To do:
Find all lines in the records that include the word "espárragos", and copy them out.

*** Entries provided ***

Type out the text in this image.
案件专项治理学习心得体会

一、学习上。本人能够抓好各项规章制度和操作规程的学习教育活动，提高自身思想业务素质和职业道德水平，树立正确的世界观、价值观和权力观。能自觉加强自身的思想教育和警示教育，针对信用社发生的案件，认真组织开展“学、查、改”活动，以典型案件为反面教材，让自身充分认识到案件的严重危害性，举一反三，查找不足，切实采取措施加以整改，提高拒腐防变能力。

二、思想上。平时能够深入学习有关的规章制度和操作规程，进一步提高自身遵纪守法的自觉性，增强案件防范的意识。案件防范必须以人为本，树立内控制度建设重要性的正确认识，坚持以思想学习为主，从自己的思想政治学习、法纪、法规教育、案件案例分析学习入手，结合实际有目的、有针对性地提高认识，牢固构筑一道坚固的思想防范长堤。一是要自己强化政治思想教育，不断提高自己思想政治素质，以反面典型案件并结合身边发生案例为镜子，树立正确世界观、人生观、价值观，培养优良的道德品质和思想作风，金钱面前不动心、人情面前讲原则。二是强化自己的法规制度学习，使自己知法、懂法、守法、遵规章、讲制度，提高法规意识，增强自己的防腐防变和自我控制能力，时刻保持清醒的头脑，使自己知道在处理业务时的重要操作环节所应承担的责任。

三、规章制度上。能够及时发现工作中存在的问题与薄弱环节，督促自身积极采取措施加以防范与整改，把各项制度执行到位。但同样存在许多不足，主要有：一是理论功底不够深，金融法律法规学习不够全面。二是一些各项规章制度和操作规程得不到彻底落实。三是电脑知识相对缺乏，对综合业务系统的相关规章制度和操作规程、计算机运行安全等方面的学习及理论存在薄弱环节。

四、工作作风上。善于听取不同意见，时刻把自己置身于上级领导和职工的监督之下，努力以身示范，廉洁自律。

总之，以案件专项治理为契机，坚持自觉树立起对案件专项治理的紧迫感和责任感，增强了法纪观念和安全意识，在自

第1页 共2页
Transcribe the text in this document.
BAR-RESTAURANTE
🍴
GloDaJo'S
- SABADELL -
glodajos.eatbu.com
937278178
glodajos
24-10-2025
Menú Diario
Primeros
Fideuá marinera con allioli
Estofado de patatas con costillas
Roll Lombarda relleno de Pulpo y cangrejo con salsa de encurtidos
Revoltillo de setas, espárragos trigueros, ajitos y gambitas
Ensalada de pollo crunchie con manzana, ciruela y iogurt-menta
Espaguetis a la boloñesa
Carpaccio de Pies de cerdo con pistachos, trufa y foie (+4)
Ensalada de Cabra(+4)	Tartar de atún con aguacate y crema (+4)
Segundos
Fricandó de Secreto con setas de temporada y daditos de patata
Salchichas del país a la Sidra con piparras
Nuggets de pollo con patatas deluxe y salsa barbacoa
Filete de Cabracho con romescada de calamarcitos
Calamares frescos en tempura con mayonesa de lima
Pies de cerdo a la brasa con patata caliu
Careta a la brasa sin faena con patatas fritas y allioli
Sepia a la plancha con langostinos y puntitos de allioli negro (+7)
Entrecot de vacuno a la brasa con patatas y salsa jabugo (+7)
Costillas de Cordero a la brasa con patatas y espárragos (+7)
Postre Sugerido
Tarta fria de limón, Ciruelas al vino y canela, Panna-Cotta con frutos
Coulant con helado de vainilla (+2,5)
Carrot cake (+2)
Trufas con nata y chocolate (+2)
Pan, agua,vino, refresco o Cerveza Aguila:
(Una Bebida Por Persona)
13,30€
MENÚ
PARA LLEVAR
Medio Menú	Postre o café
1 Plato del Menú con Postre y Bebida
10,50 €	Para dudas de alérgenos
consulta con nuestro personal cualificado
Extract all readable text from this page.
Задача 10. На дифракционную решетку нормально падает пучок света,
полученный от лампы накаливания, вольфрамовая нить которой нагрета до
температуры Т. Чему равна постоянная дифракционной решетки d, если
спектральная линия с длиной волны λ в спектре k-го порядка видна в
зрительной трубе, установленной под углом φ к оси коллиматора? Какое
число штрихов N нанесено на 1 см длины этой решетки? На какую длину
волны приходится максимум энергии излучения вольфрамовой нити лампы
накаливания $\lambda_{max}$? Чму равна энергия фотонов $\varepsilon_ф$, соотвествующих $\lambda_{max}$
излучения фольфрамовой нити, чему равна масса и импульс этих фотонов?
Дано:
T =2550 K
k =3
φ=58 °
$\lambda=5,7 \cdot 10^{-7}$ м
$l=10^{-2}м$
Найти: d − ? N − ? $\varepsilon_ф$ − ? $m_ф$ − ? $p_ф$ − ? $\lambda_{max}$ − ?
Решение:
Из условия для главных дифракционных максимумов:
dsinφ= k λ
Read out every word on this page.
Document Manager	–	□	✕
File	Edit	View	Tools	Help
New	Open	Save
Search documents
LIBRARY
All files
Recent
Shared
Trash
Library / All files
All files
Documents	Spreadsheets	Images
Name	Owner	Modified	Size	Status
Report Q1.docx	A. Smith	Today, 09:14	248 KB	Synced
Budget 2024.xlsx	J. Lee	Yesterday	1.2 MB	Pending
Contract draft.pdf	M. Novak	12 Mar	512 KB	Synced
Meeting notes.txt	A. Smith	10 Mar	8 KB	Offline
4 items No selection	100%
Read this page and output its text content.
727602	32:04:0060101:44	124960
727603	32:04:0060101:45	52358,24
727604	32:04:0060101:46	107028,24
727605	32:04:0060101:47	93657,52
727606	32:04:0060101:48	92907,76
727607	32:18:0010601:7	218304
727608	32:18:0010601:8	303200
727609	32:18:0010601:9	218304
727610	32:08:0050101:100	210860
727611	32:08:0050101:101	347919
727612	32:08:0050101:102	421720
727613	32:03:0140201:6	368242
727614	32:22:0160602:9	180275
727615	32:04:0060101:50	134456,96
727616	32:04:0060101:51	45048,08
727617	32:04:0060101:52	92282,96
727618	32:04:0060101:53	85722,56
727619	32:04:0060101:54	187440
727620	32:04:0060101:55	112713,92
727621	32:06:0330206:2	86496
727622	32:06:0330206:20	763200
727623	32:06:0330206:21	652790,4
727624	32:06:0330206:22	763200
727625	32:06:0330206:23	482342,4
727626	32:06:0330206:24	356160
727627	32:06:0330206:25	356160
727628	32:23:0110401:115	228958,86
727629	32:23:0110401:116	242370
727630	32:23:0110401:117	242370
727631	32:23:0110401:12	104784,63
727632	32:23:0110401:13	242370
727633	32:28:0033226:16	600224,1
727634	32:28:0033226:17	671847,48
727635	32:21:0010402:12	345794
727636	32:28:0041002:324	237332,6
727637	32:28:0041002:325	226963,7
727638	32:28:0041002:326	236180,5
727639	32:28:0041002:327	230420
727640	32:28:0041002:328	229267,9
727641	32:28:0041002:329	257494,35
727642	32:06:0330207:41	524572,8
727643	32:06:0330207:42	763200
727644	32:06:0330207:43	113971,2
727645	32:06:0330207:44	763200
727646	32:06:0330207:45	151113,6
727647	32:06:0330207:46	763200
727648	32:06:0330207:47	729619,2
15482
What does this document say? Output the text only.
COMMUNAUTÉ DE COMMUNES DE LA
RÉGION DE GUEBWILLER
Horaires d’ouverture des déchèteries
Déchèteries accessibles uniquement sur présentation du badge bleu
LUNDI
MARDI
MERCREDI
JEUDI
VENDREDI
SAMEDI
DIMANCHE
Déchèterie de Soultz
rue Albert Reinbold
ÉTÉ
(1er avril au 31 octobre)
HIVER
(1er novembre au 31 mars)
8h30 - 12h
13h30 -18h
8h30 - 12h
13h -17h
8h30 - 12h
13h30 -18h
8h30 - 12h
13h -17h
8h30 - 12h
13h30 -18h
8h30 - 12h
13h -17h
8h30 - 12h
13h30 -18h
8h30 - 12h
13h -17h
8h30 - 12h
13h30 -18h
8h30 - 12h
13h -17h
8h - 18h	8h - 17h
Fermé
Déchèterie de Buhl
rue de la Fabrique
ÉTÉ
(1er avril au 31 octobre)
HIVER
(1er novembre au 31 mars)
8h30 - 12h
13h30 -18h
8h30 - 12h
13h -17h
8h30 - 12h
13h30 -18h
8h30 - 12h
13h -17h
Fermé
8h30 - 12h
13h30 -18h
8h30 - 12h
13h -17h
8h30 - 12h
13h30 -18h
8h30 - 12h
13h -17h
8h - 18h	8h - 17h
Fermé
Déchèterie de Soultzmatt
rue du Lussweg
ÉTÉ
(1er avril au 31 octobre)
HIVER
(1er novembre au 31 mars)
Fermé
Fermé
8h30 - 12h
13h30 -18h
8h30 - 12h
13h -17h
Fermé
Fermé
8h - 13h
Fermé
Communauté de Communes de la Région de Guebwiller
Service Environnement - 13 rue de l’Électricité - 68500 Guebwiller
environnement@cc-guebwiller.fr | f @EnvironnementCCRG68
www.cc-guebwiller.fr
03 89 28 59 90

***

Answer for the task:
Revoltillo de setas, espárragos trigueros, ajitos y gambitas
Costillas de Cordero a la brasa con patatas y espárragos (+7)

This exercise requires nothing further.